The entries below are to be repeated exactly as they stand.

### ENTRIES SHOWN
---+---
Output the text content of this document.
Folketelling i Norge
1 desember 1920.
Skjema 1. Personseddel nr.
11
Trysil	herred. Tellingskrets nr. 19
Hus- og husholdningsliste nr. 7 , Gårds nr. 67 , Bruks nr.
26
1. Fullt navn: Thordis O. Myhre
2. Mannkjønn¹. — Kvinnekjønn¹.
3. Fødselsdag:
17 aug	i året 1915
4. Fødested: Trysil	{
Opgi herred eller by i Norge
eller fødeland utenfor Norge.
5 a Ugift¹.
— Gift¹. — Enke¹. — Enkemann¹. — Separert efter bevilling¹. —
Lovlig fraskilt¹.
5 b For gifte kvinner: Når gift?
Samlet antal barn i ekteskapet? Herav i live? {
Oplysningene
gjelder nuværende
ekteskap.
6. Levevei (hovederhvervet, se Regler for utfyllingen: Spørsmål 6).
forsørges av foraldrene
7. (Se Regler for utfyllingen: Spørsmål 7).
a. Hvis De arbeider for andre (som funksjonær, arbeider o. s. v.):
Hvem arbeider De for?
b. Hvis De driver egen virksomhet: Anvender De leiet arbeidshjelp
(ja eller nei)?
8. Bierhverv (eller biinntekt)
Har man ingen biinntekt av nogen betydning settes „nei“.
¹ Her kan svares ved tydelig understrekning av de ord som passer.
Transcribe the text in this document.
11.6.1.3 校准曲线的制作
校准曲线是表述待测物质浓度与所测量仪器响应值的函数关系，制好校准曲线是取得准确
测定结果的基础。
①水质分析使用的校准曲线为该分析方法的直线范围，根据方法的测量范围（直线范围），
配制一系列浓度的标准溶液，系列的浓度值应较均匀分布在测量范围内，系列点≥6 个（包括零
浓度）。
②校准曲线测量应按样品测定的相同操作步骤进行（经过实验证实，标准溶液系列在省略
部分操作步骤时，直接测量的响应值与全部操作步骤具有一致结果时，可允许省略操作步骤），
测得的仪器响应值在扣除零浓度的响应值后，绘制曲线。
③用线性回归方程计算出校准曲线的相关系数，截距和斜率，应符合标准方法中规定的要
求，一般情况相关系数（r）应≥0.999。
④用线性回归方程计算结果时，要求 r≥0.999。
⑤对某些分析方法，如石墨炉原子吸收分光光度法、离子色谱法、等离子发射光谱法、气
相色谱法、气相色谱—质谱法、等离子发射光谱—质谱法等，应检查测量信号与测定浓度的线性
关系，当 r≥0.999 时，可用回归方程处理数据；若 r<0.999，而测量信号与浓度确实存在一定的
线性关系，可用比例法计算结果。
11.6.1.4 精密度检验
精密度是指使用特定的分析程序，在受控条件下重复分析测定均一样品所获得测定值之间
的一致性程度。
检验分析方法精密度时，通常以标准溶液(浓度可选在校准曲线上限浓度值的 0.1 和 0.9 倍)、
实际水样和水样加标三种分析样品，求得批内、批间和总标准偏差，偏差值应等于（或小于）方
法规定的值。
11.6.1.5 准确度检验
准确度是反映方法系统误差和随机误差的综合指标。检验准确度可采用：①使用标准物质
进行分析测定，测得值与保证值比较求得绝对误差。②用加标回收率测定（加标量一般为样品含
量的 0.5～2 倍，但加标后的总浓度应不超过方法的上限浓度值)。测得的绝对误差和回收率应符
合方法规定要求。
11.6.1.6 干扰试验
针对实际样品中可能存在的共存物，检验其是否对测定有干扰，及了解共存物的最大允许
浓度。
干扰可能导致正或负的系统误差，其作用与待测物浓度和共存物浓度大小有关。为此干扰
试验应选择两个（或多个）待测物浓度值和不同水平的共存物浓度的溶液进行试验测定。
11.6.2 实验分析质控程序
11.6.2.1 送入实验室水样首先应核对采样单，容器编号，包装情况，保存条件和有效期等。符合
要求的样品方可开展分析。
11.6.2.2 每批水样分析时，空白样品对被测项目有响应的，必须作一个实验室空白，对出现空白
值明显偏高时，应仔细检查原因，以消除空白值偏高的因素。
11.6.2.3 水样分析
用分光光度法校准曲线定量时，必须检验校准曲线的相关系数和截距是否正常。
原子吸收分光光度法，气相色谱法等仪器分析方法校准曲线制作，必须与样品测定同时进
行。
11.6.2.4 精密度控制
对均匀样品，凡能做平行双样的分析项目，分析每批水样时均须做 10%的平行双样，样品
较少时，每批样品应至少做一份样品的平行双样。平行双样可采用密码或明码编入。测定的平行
---+---
### PROBLEM SOLUTION
Output the text content of this document.
Folketelling i Norge
1 desember 1920.
Skjema 1. Personseddel nr.
11
Trysil	herred. Tellingskrets nr. 19
Hus- og husholdningsliste nr. 7 , Gårds nr. 67 , Bruks nr.
26
1. Fullt navn: Thordis O. Myhre
2. Mannkjønn¹. — Kvinnekjønn¹.
3. Fødselsdag:
17 aug	i året 1915
4. Fødested: Trysil	{
Opgi herred eller by i Norge
eller fødeland utenfor Norge.
5 a Ugift¹.
— Gift¹. — Enke¹. — Enkemann¹. — Separert efter bevilling¹. —
Lovlig fraskilt¹.
5 b For gifte kvinner: Når gift?
Samlet antal barn i ekteskapet? Herav i live? {
Oplysningene
gjelder nuværende
ekteskap.
6. Levevei (hovederhvervet, se Regler for utfyllingen: Spørsmål 6).
forsørges av foraldrene
7. (Se Regler for utfyllingen: Spørsmål 7).
a. Hvis De arbeider for andre (som funksjonær, arbeider o. s. v.):
Hvem arbeider De for?
b. Hvis De driver egen virksomhet: Anvender De leiet arbeidshjelp
(ja eller nei)?
8. Bierhverv (eller biinntekt)
Har man ingen biinntekt av nogen betydning settes „nei“.
¹ Her kan svares ved tydelig understrekning av de ord som passer.
Transcribe the text in this document.
11.6.1.3 校准曲线的制作
校准曲线是表述待测物质浓度与所测量仪器响应值的函数关系，制好校准曲线是取得准确
测定结果的基础。
①水质分析使用的校准曲线为该分析方法的直线范围，根据方法的测量范围（直线范围），
配制一系列浓度的标准溶液，系列的浓度值应较均匀分布在测量范围内，系列点≥6 个（包括零
浓度）。
②校准曲线测量应按样品测定的相同操作步骤进行（经过实验证实，标准溶液系列在省略
部分操作步骤时，直接测量的响应值与全部操作步骤具有一致结果时，可允许省略操作步骤），
测得的仪器响应值在扣除零浓度的响应值后，绘制曲线。
③用线性回归方程计算出校准曲线的相关系数，截距和斜率，应符合标准方法中规定的要
求，一般情况相关系数（r）应≥0.999。
④用线性回归方程计算结果时，要求 r≥0.999。
⑤对某些分析方法，如石墨炉原子吸收分光光度法、离子色谱法、等离子发射光谱法、气
相色谱法、气相色谱—质谱法、等离子发射光谱—质谱法等，应检查测量信号与测定浓度的线性
关系，当 r≥0.999 时，可用回归方程处理数据；若 r<0.999，而测量信号与浓度确实存在一定的
线性关系，可用比例法计算结果。
11.6.1.4 精密度检验
精密度是指使用特定的分析程序，在受控条件下重复分析测定均一样品所获得测定值之间
的一致性程度。
检验分析方法精密度时，通常以标准溶液(浓度可选在校准曲线上限浓度值的 0.1 和 0.9 倍)、
实际水样和水样加标三种分析样品，求得批内、批间和总标准偏差，偏差值应等于（或小于）方
法规定的值。
11.6.1.5 准确度检验
准确度是反映方法系统误差和随机误差的综合指标。检验准确度可采用：①使用标准物质
进行分析测定，测得值与保证值比较求得绝对误差。②用加标回收率测定（加标量一般为样品含
量的 0.5～2 倍，但加标后的总浓度应不超过方法的上限浓度值)。测得的绝对误差和回收率应符
合方法规定要求。
11.6.1.6 干扰试验
针对实际样品中可能存在的共存物，检验其是否对测定有干扰，及了解共存物的最大允许
浓度。
干扰可能导致正或负的系统误差，其作用与待测物浓度和共存物浓度大小有关。为此干扰
试验应选择两个（或多个）待测物浓度值和不同水平的共存物浓度的溶液进行试验测定。
11.6.2 实验分析质控程序
11.6.2.1 送入实验室水样首先应核对采样单，容器编号，包装情况，保存条件和有效期等。符合
要求的样品方可开展分析。
11.6.2.2 每批水样分析时，空白样品对被测项目有响应的，必须作一个实验室空白，对出现空白
值明显偏高时，应仔细检查原因，以消除空白值偏高的因素。
11.6.2.3 水样分析
用分光光度法校准曲线定量时，必须检验校准曲线的相关系数和截距是否正常。
原子吸收分光光度法，气相色谱法等仪器分析方法校准曲线制作，必须与样品测定同时进
行。
11.6.2.4 精密度控制
对均匀样品，凡能做平行双样的分析项目，分析每批水样时均须做 10%的平行双样，样品
较少时，每批样品应至少做一份样品的平行双样。平行双样可采用密码或明码编入。测定的平行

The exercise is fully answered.